Data entries:

start

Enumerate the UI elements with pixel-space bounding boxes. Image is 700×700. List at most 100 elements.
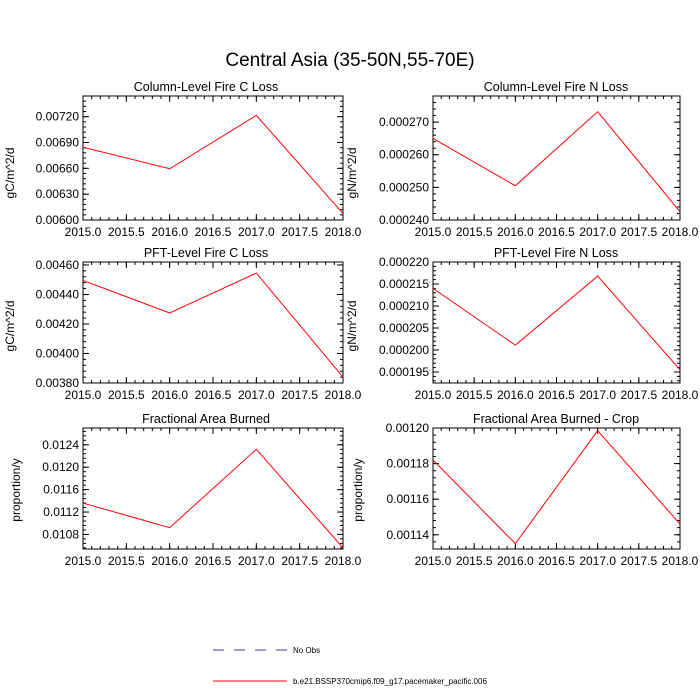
panel-title: Fractional Area Burned - Crop xyxy=(473,412,639,426)
x-tick-label: 2018.0 xyxy=(662,554,699,568)
x-tick-label: 2018.0 xyxy=(662,388,699,402)
y-tick-label: 0.00380 xyxy=(36,376,80,390)
x-tick-label: 2016.5 xyxy=(195,225,232,239)
x-tick-label: 2015.0 xyxy=(65,388,102,402)
x-tick-label: 2017.5 xyxy=(281,225,318,239)
x-tick-label: 2017.5 xyxy=(281,554,318,568)
x-tick-label: 2016.5 xyxy=(538,225,575,239)
y-tick-label: 0.0108 xyxy=(42,527,79,541)
x-tick-label: 2015.0 xyxy=(415,388,452,402)
figure-title: Central Asia (35-50N,55-70E) xyxy=(225,50,474,71)
chart-panel-column-c-loss: Column-Level Fire C Loss gC/m^2/d 2015.0… xyxy=(3,80,362,239)
legend-label-no-obs: No Obs xyxy=(293,646,320,655)
y-tick-label: 0.0112 xyxy=(43,505,79,519)
x-tick-label: 2016.0 xyxy=(497,388,534,402)
chart-panel-pft-c-loss: PFT-Level Fire C Loss gC/m^2/d 2015.0 201… xyxy=(3,246,362,402)
x-tick-label: 2017.5 xyxy=(620,388,657,402)
series-line-0 xyxy=(82,448,344,549)
x-tick-label: 2018.0 xyxy=(325,225,362,239)
chart-panel-fractional-area-burned-crop: Fractional Area Burned - Crop proportion… xyxy=(351,412,699,568)
x-tick-label: 2016.0 xyxy=(151,554,188,568)
y-tick-label: 0.00660 xyxy=(36,161,80,175)
legend-label-model: b.e21.BSSP370cmip6.f09_g17.pacemaker_pac… xyxy=(293,677,487,686)
series-line-0 xyxy=(432,275,681,371)
y-tick-label: 0.00440 xyxy=(36,287,80,301)
y-axis-label: gN/m^2/d xyxy=(345,148,359,199)
x-tick-label: 2015.0 xyxy=(65,554,102,568)
y-axis-label: gN/m^2/d xyxy=(345,301,359,352)
y-axis-label: gC/m^2/d xyxy=(3,301,17,352)
x-tick-label: 2017.0 xyxy=(579,388,616,402)
plot-frame xyxy=(82,261,344,384)
y-tick-label: 0.000205 xyxy=(379,321,429,335)
x-tick-label: 2017.0 xyxy=(579,225,616,239)
x-tick-label: 2015.5 xyxy=(456,225,493,239)
y-tick-label: 0.00400 xyxy=(36,346,80,360)
x-tick-label: 2017.5 xyxy=(620,554,657,568)
plot-frame xyxy=(82,95,344,221)
y-tick-label: 0.00460 xyxy=(36,258,80,272)
x-tick-label: 2016.5 xyxy=(538,388,575,402)
series-line-0 xyxy=(432,429,681,545)
y-tick-label: 0.00690 xyxy=(36,136,80,150)
plot-area: 2015.0 2015.5 2016.0 2016.5 2017.0 2017.5 2018… xyxy=(386,421,699,568)
x-tick-label: 2017.5 xyxy=(620,225,657,239)
chart-panel-fractional-area-burned: Fractional Area Burned proportion/y 2015… xyxy=(9,412,362,568)
x-tick-label: 2017.0 xyxy=(238,554,275,568)
y-tick-label: 0.00114 xyxy=(387,528,430,542)
plot-frame xyxy=(432,427,681,550)
y-axis-label: gC/m^2/d xyxy=(3,148,17,199)
y-tick-label: 0.000195 xyxy=(379,365,429,379)
y-tick-label: 0.0120 xyxy=(42,460,79,474)
x-tick-label: 2016.0 xyxy=(497,554,534,568)
x-tick-label: 2015.5 xyxy=(456,388,493,402)
chart-panel-column-n-loss: Column-Level Fire N Loss gN/m^2/d 2015.0… xyxy=(345,80,699,239)
x-tick-label: 2015.5 xyxy=(108,225,145,239)
y-tick-label: 0.000210 xyxy=(379,299,429,313)
plot-area: 2015.0 2015.5 2016.0 2016.5 2017.0 2017.5 2018… xyxy=(36,258,362,402)
plot-area: 2015.0 2015.5 2016.0 2016.5 2017.0 2017.5 2018… xyxy=(36,95,362,239)
x-tick-label: 2015.5 xyxy=(108,554,145,568)
y-tick-label: 0.000200 xyxy=(379,343,429,357)
y-axis-label: proportion/y xyxy=(351,458,365,521)
x-tick-label: 2018.0 xyxy=(662,225,699,239)
y-tick-label: 0.000240 xyxy=(379,213,429,227)
y-tick-label: 0.000270 xyxy=(379,115,429,129)
y-axis-label: proportion/y xyxy=(9,458,23,521)
plot-area: 2015.0 2015.5 2016.0 2016.5 2017.0 2017.5 2018… xyxy=(379,95,699,239)
series-line-0 xyxy=(82,114,344,214)
plot-area: 2015.0 2015.5 2016.0 2016.5 2017.0 2017.5 2018… xyxy=(379,255,699,402)
series-line-0 xyxy=(432,110,681,213)
y-tick-label: 0.00600 xyxy=(36,213,80,227)
x-tick-label: 2016.0 xyxy=(151,388,188,402)
x-tick-label: 2015.5 xyxy=(108,388,145,402)
x-tick-label: 2015.5 xyxy=(456,554,493,568)
x-tick-label: 2015.0 xyxy=(415,225,452,239)
y-tick-label: 0.00120 xyxy=(386,421,430,435)
legend: No Obs b.e21.BSSP370cmip6.f09_g17.pacema… xyxy=(213,646,487,686)
y-tick-label: 0.0116 xyxy=(43,483,79,497)
y-tick-label: 0.00630 xyxy=(36,187,80,201)
y-tick-label: 0.000215 xyxy=(379,277,429,291)
y-tick-label: 0.00720 xyxy=(36,110,80,124)
x-tick-label: 2016.5 xyxy=(195,554,232,568)
y-tick-label: 0.000220 xyxy=(379,255,429,269)
plot-area: 2015.0 2015.5 2016.0 2016.5 2017.0 2017.5 2018… xyxy=(42,427,362,568)
y-tick-label: 0.000260 xyxy=(379,148,429,162)
x-tick-label: 2017.5 xyxy=(281,388,318,402)
x-tick-label: 2017.0 xyxy=(238,225,275,239)
x-tick-label: 2016.0 xyxy=(151,225,188,239)
y-tick-label: 0.00118 xyxy=(387,457,430,471)
x-tick-label: 2018.0 xyxy=(325,388,362,402)
y-tick-label: 0.00420 xyxy=(36,317,80,331)
x-tick-label: 2016.0 xyxy=(497,225,534,239)
panel-title: Fractional Area Burned xyxy=(142,412,270,426)
y-tick-label: 0.00116 xyxy=(387,492,430,506)
x-tick-label: 2015.0 xyxy=(65,225,102,239)
chart-panel-pft-n-loss: PFT-Level Fire N Loss gN/m^2/d 2015.0 201… xyxy=(345,246,699,402)
y-tick-label: 0.0124 xyxy=(42,438,79,452)
x-tick-label: 2015.0 xyxy=(415,554,452,568)
panel-title: Column-Level Fire N Loss xyxy=(484,80,629,94)
x-tick-label: 2016.5 xyxy=(538,554,575,568)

end

— To do —
Reproduce the data above verbatim, beginning with the line that contains "panel-title: Fractional Area Burned - Crop" and ending with the line that contains "x-tick-label: 2016.0 xyxy=(497,388,534,402)", both included.

— The reply —
panel-title: Fractional Area Burned - Crop xyxy=(473,412,639,426)
x-tick-label: 2018.0 xyxy=(662,554,699,568)
x-tick-label: 2018.0 xyxy=(662,388,699,402)
y-tick-label: 0.00380 xyxy=(36,376,80,390)
x-tick-label: 2016.5 xyxy=(195,225,232,239)
x-tick-label: 2015.0 xyxy=(65,388,102,402)
x-tick-label: 2017.5 xyxy=(281,225,318,239)
x-tick-label: 2017.5 xyxy=(281,554,318,568)
x-tick-label: 2016.5 xyxy=(538,225,575,239)
y-tick-label: 0.0108 xyxy=(42,527,79,541)
x-tick-label: 2015.0 xyxy=(415,388,452,402)
figure-title: Central Asia (35-50N,55-70E) xyxy=(225,50,474,71)
chart-panel-column-c-loss: Column-Level Fire C Loss gC/m^2/d 2015.0… xyxy=(3,80,362,239)
legend-label-no-obs: No Obs xyxy=(293,646,320,655)
y-tick-label: 0.0112 xyxy=(43,505,79,519)
x-tick-label: 2016.0 xyxy=(497,388,534,402)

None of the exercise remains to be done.